## START ENTRIES SUPPLIED

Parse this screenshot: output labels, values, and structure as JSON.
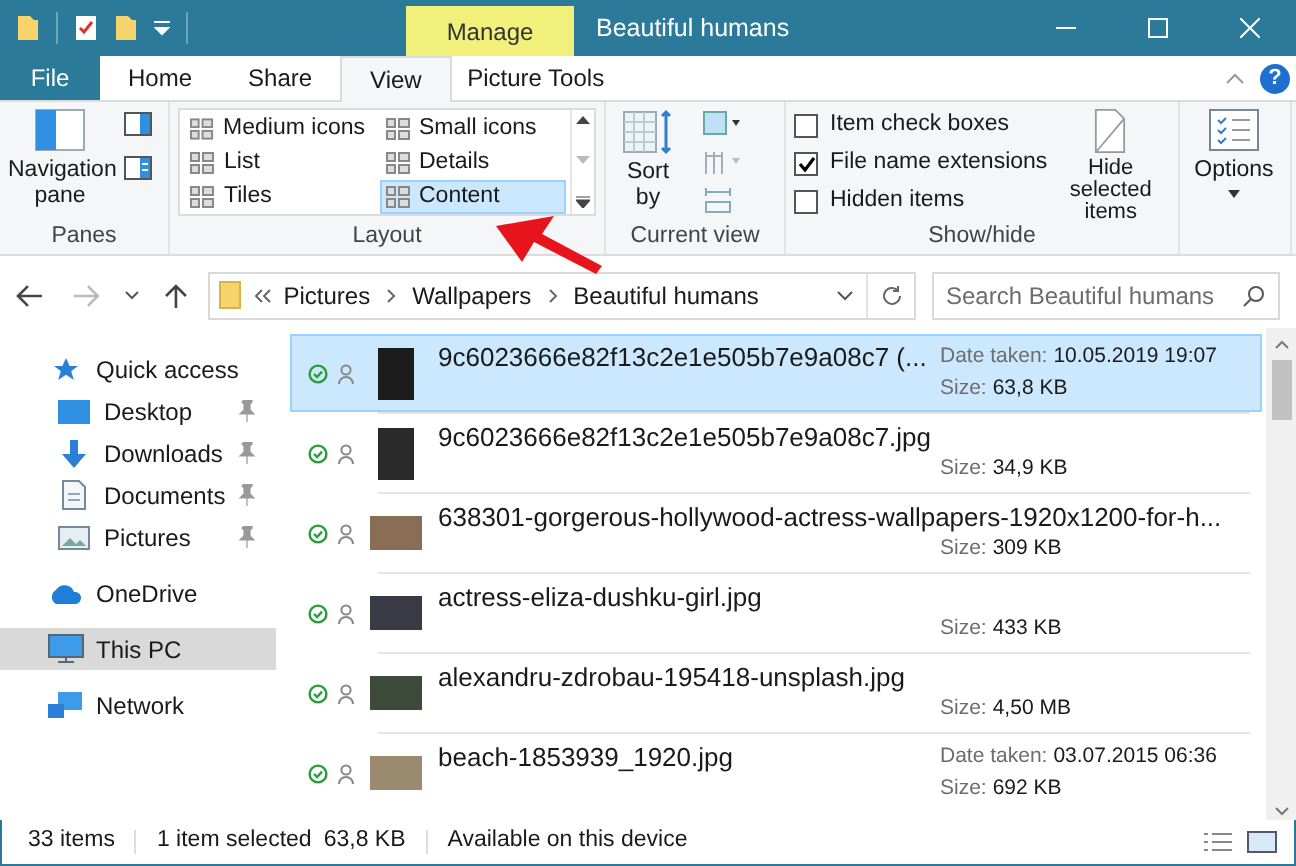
{
  "window": {
    "title": "Beautiful humans",
    "context_tab": "Manage",
    "help": "?"
  },
  "tabs": [
    {
      "label": "File",
      "kind": "file",
      "selected": false
    },
    {
      "label": "Home",
      "kind": "tab",
      "selected": false
    },
    {
      "label": "Share",
      "kind": "tab",
      "selected": false
    },
    {
      "label": "View",
      "kind": "tab",
      "selected": true
    },
    {
      "label": "Picture Tools",
      "kind": "context",
      "selected": false
    }
  ],
  "ribbon": {
    "panes": {
      "label": "Panes",
      "navigation_pane": "Navigation pane"
    },
    "layout": {
      "label": "Layout",
      "options": [
        {
          "label": "Medium icons",
          "selected": false
        },
        {
          "label": "Small icons",
          "selected": false
        },
        {
          "label": "List",
          "selected": false
        },
        {
          "label": "Details",
          "selected": false
        },
        {
          "label": "Tiles",
          "selected": false
        },
        {
          "label": "Content",
          "selected": true
        }
      ]
    },
    "current_view": {
      "label": "Current view",
      "sort_by": "Sort by"
    },
    "show_hide": {
      "label": "Show/hide",
      "checkboxes": [
        {
          "label": "Item check boxes",
          "checked": false
        },
        {
          "label": "File name extensions",
          "checked": true
        },
        {
          "label": "Hidden items",
          "checked": false
        }
      ],
      "hide_selected": "Hide selected items"
    },
    "options": {
      "label": "Options"
    }
  },
  "address_bar": {
    "breadcrumb": [
      "Pictures",
      "Wallpapers",
      "Beautiful humans"
    ],
    "search": {
      "placeholder": "Search Beautiful humans"
    }
  },
  "sidebar": {
    "items": [
      {
        "label": "Quick access",
        "selected": false,
        "children": [
          {
            "label": "Desktop",
            "pinned": true,
            "selected": false
          },
          {
            "label": "Downloads",
            "pinned": true,
            "selected": false
          },
          {
            "label": "Documents",
            "pinned": true,
            "selected": false
          },
          {
            "label": "Pictures",
            "pinned": true,
            "selected": false
          }
        ]
      },
      {
        "label": "OneDrive",
        "selected": false
      },
      {
        "label": "This PC",
        "selected": true
      },
      {
        "label": "Network",
        "selected": false
      }
    ]
  },
  "files": [
    {
      "name": "9c6023666e82f13c2e1e505b7e9a08c7 (...",
      "selected": true,
      "details": [
        {
          "label": "Date taken:",
          "value": "10.05.2019 19:07"
        },
        {
          "label": "Size:",
          "value": "63,8 KB"
        }
      ]
    },
    {
      "name": "9c6023666e82f13c2e1e505b7e9a08c7.jpg",
      "selected": false,
      "details": [
        {
          "label": "Size:",
          "value": "34,9 KB"
        }
      ]
    },
    {
      "name": "638301-gorgerous-hollywood-actress-wallpapers-1920x1200-for-h...",
      "selected": false,
      "details": [
        {
          "label": "Size:",
          "value": "309 KB"
        }
      ]
    },
    {
      "name": "actress-eliza-dushku-girl.jpg",
      "selected": false,
      "details": [
        {
          "label": "Size:",
          "value": "433 KB"
        }
      ]
    },
    {
      "name": "alexandru-zdrobau-195418-unsplash.jpg",
      "selected": false,
      "details": [
        {
          "label": "Size:",
          "value": "4,50 MB"
        }
      ]
    },
    {
      "name": "beach-1853939_1920.jpg",
      "selected": false,
      "details": [
        {
          "label": "Date taken:",
          "value": "03.07.2015 06:36"
        },
        {
          "label": "Size:",
          "value": "692 KB"
        }
      ]
    }
  ],
  "status_bar": {
    "item_count": "33 items",
    "selection": "1 item selected",
    "selection_size": "63,8 KB",
    "availability": "Available on this device"
  }
}
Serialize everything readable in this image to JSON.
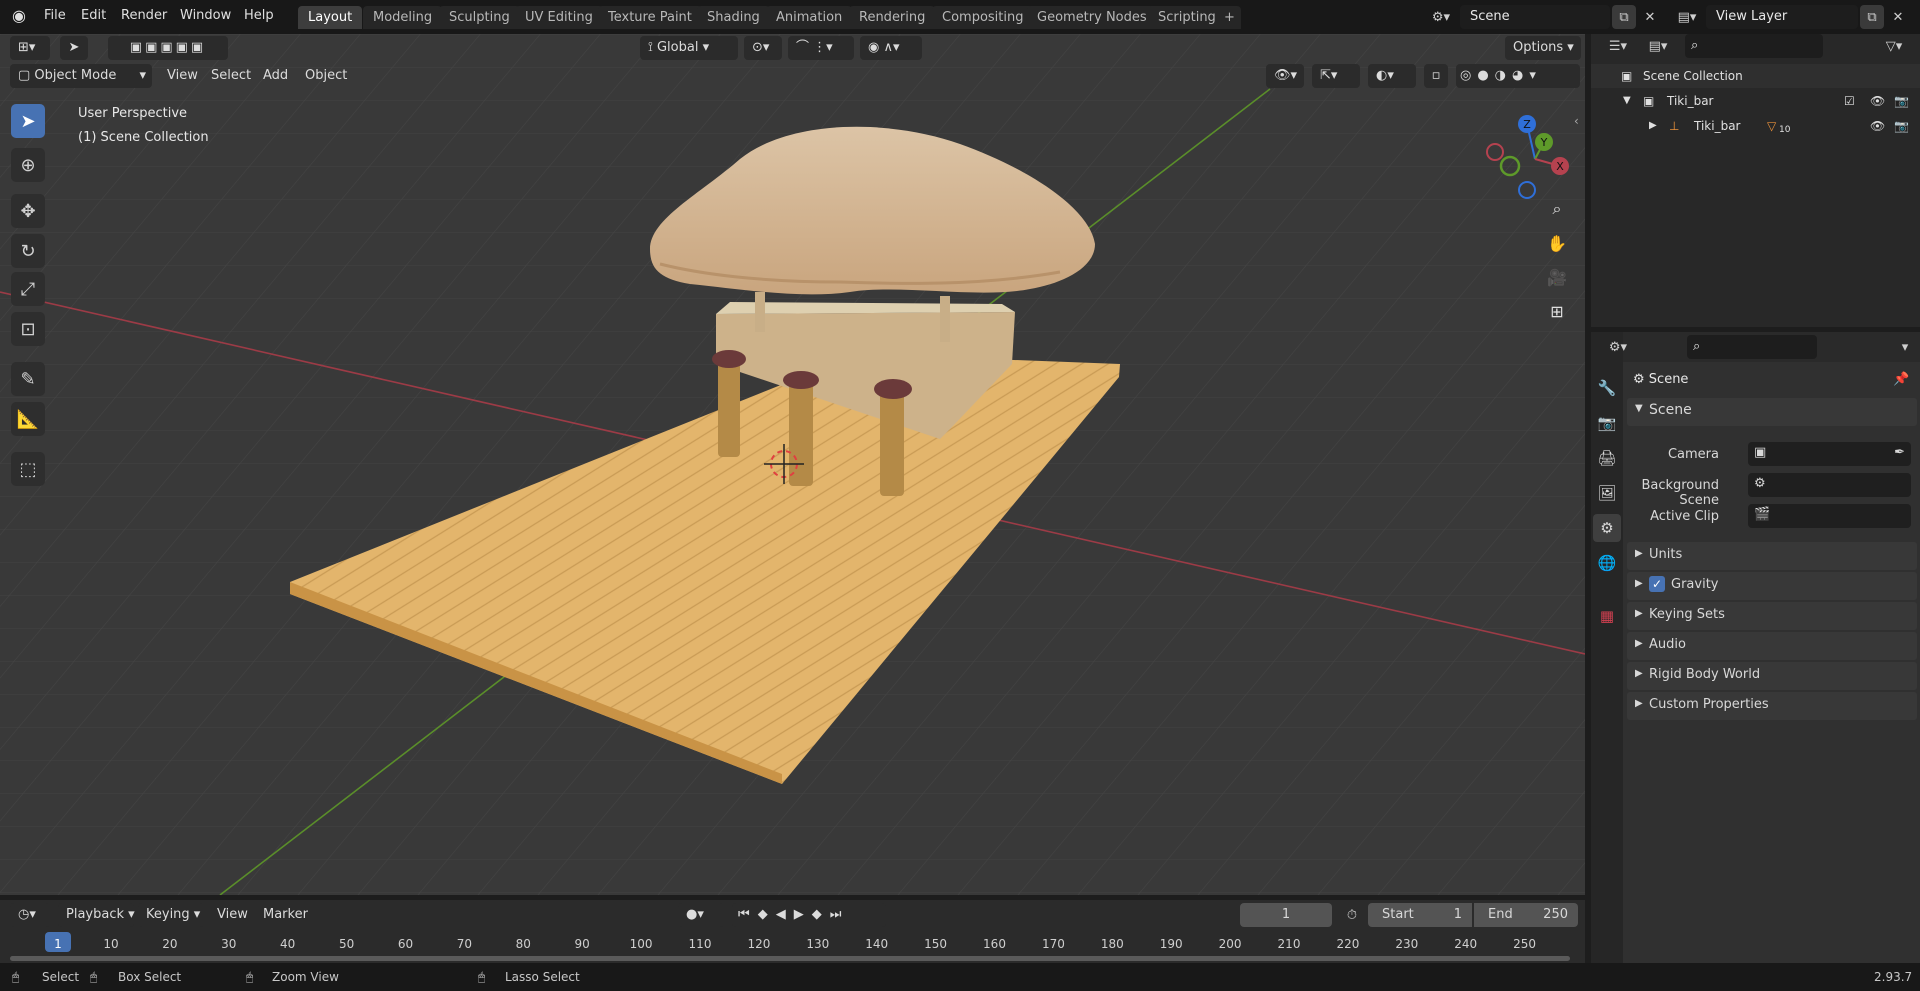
{
  "menu": [
    "File",
    "Edit",
    "Render",
    "Window",
    "Help"
  ],
  "workspaces": [
    "Layout",
    "Modeling",
    "Sculpting",
    "UV Editing",
    "Texture Paint",
    "Shading",
    "Animation",
    "Rendering",
    "Compositing",
    "Geometry Nodes",
    "Scripting"
  ],
  "active_workspace": "Layout",
  "scene_name": "Scene",
  "view_layer": "View Layer",
  "viewport": {
    "mode": "Object Mode",
    "menus": [
      "View",
      "Select",
      "Add",
      "Object"
    ],
    "transform_orientation": "Global",
    "options_label": "Options",
    "perspective_label": "User Perspective",
    "collection_label": "(1) Scene Collection",
    "gizmo_axes": [
      "Z",
      "Y",
      "X"
    ]
  },
  "outliner": {
    "root": "Scene Collection",
    "collection": "Tiki_bar",
    "object": "Tiki_bar",
    "object_badge": "10"
  },
  "properties": {
    "context_label": "Scene",
    "panel_title": "Scene",
    "fields": [
      "Camera",
      "Background Scene",
      "Active Clip"
    ],
    "subpanels": [
      "Units",
      "Gravity",
      "Keying Sets",
      "Audio",
      "Rigid Body World",
      "Custom Properties"
    ],
    "gravity_checked": true
  },
  "timeline": {
    "menus": [
      "Playback",
      "Keying",
      "View",
      "Marker"
    ],
    "current_frame": "1",
    "start_label": "Start",
    "start_value": "1",
    "end_label": "End",
    "end_value": "250",
    "ticks": [
      "1",
      "10",
      "20",
      "30",
      "40",
      "50",
      "60",
      "70",
      "80",
      "90",
      "100",
      "110",
      "120",
      "130",
      "140",
      "150",
      "160",
      "170",
      "180",
      "190",
      "200",
      "210",
      "220",
      "230",
      "240",
      "250"
    ]
  },
  "statusbar": {
    "select": "Select",
    "box_select": "Box Select",
    "zoom_view": "Zoom View",
    "lasso_select": "Lasso Select",
    "version": "2.93.7"
  },
  "colors": {
    "accent": "#4772b3",
    "x_axis": "#b5424f",
    "y_axis": "#5e9a2a",
    "z_axis": "#2f6fd8",
    "viewport_bg": "#393939"
  }
}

## END ENTRIES SUPPLIED

_PROBLEM STATEMENT_:
Leave out every picture and copy the rest of the records exactly.

_EXERCISE RESPONSE_:
Parse this screenshot: output labels, values, and structure as JSON.
{
  "window": {
    "title": "Beautiful humans",
    "context_tab": "Manage",
    "help": "?"
  },
  "tabs": [
    {
      "label": "File",
      "kind": "file",
      "selected": false
    },
    {
      "label": "Home",
      "kind": "tab",
      "selected": false
    },
    {
      "label": "Share",
      "kind": "tab",
      "selected": false
    },
    {
      "label": "View",
      "kind": "tab",
      "selected": true
    },
    {
      "label": "Picture Tools",
      "kind": "context",
      "selected": false
    }
  ],
  "ribbon": {
    "panes": {
      "label": "Panes",
      "navigation_pane": "Navigation pane"
    },
    "layout": {
      "label": "Layout",
      "options": [
        {
          "label": "Medium icons",
          "selected": false
        },
        {
          "label": "Small icons",
          "selected": false
        },
        {
          "label": "List",
          "selected": false
        },
        {
          "label": "Details",
          "selected": false
        },
        {
          "label": "Tiles",
          "selected": false
        },
        {
          "label": "Content",
          "selected": true
        }
      ]
    },
    "current_view": {
      "label": "Current view",
      "sort_by": "Sort by"
    },
    "show_hide": {
      "label": "Show/hide",
      "checkboxes": [
        {
          "label": "Item check boxes",
          "checked": false
        },
        {
          "label": "File name extensions",
          "checked": true
        },
        {
          "label": "Hidden items",
          "checked": false
        }
      ],
      "hide_selected": "Hide selected items"
    },
    "options": {
      "label": "Options"
    }
  },
  "address_bar": {
    "breadcrumb": [
      "Pictures",
      "Wallpapers",
      "Beautiful humans"
    ],
    "search": {
      "placeholder": "Search Beautiful humans"
    }
  },
  "sidebar": {
    "items": [
      {
        "label": "Quick access",
        "selected": false,
        "children": [
          {
            "label": "Desktop",
            "pinned": true,
            "selected": false
          },
          {
            "label": "Downloads",
            "pinned": true,
            "selected": false
          },
          {
            "label": "Documents",
            "pinned": true,
            "selected": false
          },
          {
            "label": "Pictures",
            "pinned": true,
            "selected": false
          }
        ]
      },
      {
        "label": "OneDrive",
        "selected": false
      },
      {
        "label": "This PC",
        "selected": true
      },
      {
        "label": "Network",
        "selected": false
      }
    ]
  },
  "files": [
    {
      "name": "9c6023666e82f13c2e1e505b7e9a08c7 (...",
      "selected": true,
      "details": [
        {
          "label": "Date taken:",
          "value": "10.05.2019 19:07"
        },
        {
          "label": "Size:",
          "value": "63,8 KB"
        }
      ]
    },
    {
      "name": "9c6023666e82f13c2e1e505b7e9a08c7.jpg",
      "selected": false,
      "details": [
        {
          "label": "Size:",
          "value": "34,9 KB"
        }
      ]
    },
    {
      "name": "638301-gorgerous-hollywood-actress-wallpapers-1920x1200-for-h...",
      "selected": false,
      "details": [
        {
          "label": "Size:",
          "value": "309 KB"
        }
      ]
    },
    {
      "name": "actress-eliza-dushku-girl.jpg",
      "selected": false,
      "details": [
        {
          "label": "Size:",
          "value": "433 KB"
        }
      ]
    },
    {
      "name": "alexandru-zdrobau-195418-unsplash.jpg",
      "selected": false,
      "details": [
        {
          "label": "Size:",
          "value": "4,50 MB"
        }
      ]
    },
    {
      "name": "beach-1853939_1920.jpg",
      "selected": false,
      "details": [
        {
          "label": "Date taken:",
          "value": "03.07.2015 06:36"
        },
        {
          "label": "Size:",
          "value": "692 KB"
        }
      ]
    }
  ],
  "status_bar": {
    "item_count": "33 items",
    "selection": "1 item selected",
    "selection_size": "63,8 KB",
    "availability": "Available on this device"
  }
}
Serialize everything readable in this image to JSON.
{
  "menu": [
    "File",
    "Edit",
    "Render",
    "Window",
    "Help"
  ],
  "workspaces": [
    "Layout",
    "Modeling",
    "Sculpting",
    "UV Editing",
    "Texture Paint",
    "Shading",
    "Animation",
    "Rendering",
    "Compositing",
    "Geometry Nodes",
    "Scripting"
  ],
  "active_workspace": "Layout",
  "scene_name": "Scene",
  "view_layer": "View Layer",
  "viewport": {
    "mode": "Object Mode",
    "menus": [
      "View",
      "Select",
      "Add",
      "Object"
    ],
    "transform_orientation": "Global",
    "options_label": "Options",
    "perspective_label": "User Perspective",
    "collection_label": "(1) Scene Collection",
    "gizmo_axes": [
      "Z",
      "Y",
      "X"
    ]
  },
  "outliner": {
    "root": "Scene Collection",
    "collection": "Tiki_bar",
    "object": "Tiki_bar",
    "object_badge": "10"
  },
  "properties": {
    "context_label": "Scene",
    "panel_title": "Scene",
    "fields": [
      "Camera",
      "Background Scene",
      "Active Clip"
    ],
    "subpanels": [
      "Units",
      "Gravity",
      "Keying Sets",
      "Audio",
      "Rigid Body World",
      "Custom Properties"
    ],
    "gravity_checked": true
  },
  "timeline": {
    "menus": [
      "Playback",
      "Keying",
      "View",
      "Marker"
    ],
    "current_frame": "1",
    "start_label": "Start",
    "start_value": "1",
    "end_label": "End",
    "end_value": "250",
    "ticks": [
      "1",
      "10",
      "20",
      "30",
      "40",
      "50",
      "60",
      "70",
      "80",
      "90",
      "100",
      "110",
      "120",
      "130",
      "140",
      "150",
      "160",
      "170",
      "180",
      "190",
      "200",
      "210",
      "220",
      "230",
      "240",
      "250"
    ]
  },
  "statusbar": {
    "select": "Select",
    "box_select": "Box Select",
    "zoom_view": "Zoom View",
    "lasso_select": "Lasso Select",
    "version": "2.93.7"
  },
  "colors": {
    "accent": "#4772b3",
    "x_axis": "#b5424f",
    "y_axis": "#5e9a2a",
    "z_axis": "#2f6fd8",
    "viewport_bg": "#393939"
  }
}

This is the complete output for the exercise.